THE TASK: Transcribe the records below in full; pictures stay out of the copy.

Dataset entries:
[BEGIN]
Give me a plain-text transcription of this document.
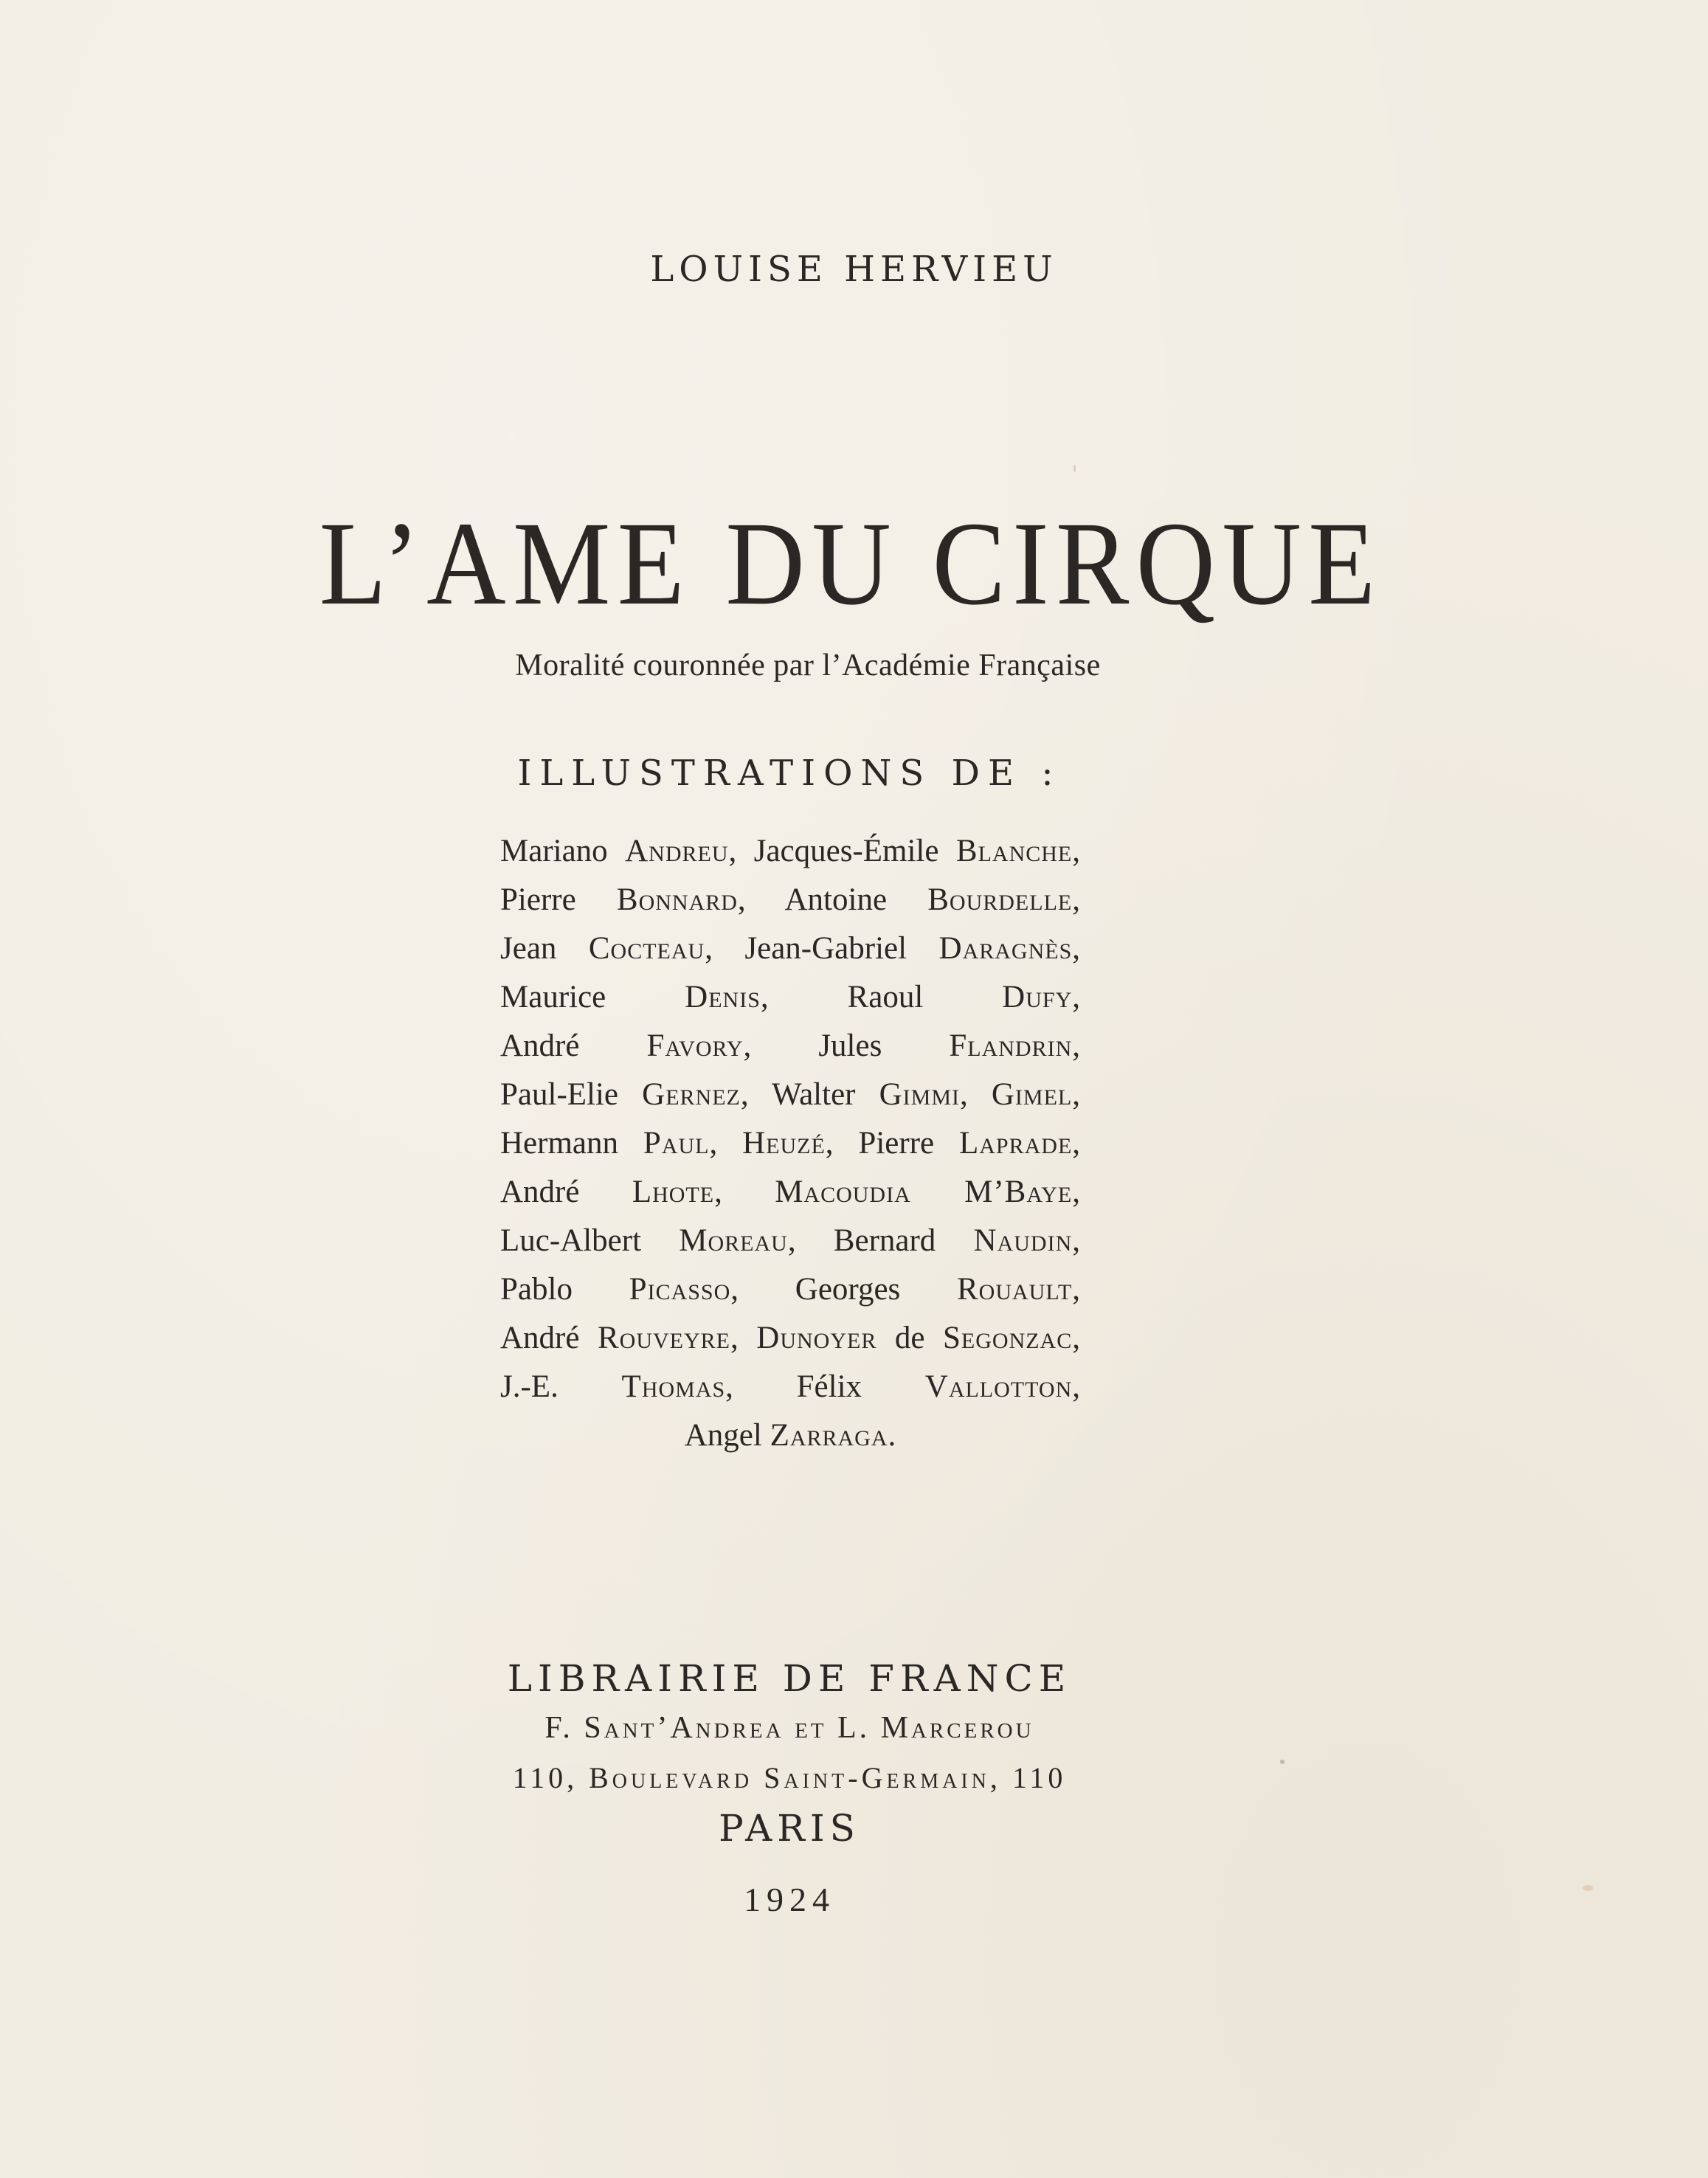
LOUISE HERVIEU
L’AME DU CIRQUE
Moralité couronnée par l’Académie Française
ILLUSTRATIONS DE :
Mariano Andreu, Jacques-Émile Blanche,
Pierre Bonnard, Antoine Bourdelle,
Jean Cocteau, Jean-Gabriel Daragnès,
Maurice Denis, Raoul Dufy,
André Favory, Jules Flandrin,
Paul-Elie Gernez, Walter Gimmi, Gimel,
Hermann Paul, Heuzé, Pierre Laprade,
André Lhote, Macoudia M’Baye,
Luc-Albert Moreau, Bernard Naudin,
Pablo Picasso, Georges Rouault,
André Rouveyre, Dunoyer de Segonzac,
J.-E. Thomas, Félix Vallotton,
Angel Zarraga.
LIBRAIRIE DE FRANCE
F. Sant’Andrea et L. Marcerou
110, Boulevard Saint-Germain, 110
PARIS
1924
[END]
FINAL RESULT:
Give me a plain-text transcription of this document.
LOUISE HERVIEU
L’AME DU CIRQUE
Moralité couronnée par l’Académie Française
ILLUSTRATIONS DE :
Mariano Andreu, Jacques-Émile Blanche,
Pierre Bonnard, Antoine Bourdelle,
Jean Cocteau, Jean-Gabriel Daragnès,
Maurice Denis, Raoul Dufy,
André Favory, Jules Flandrin,
Paul-Elie Gernez, Walter Gimmi, Gimel,
Hermann Paul, Heuzé, Pierre Laprade,
André Lhote, Macoudia M’Baye,
Luc-Albert Moreau, Bernard Naudin,
Pablo Picasso, Georges Rouault,
André Rouveyre, Dunoyer de Segonzac,
J.-E. Thomas, Félix Vallotton,
Angel Zarraga.
LIBRAIRIE DE FRANCE
F. Sant’Andrea et L. Marcerou
110, Boulevard Saint-Germain, 110
PARIS
1924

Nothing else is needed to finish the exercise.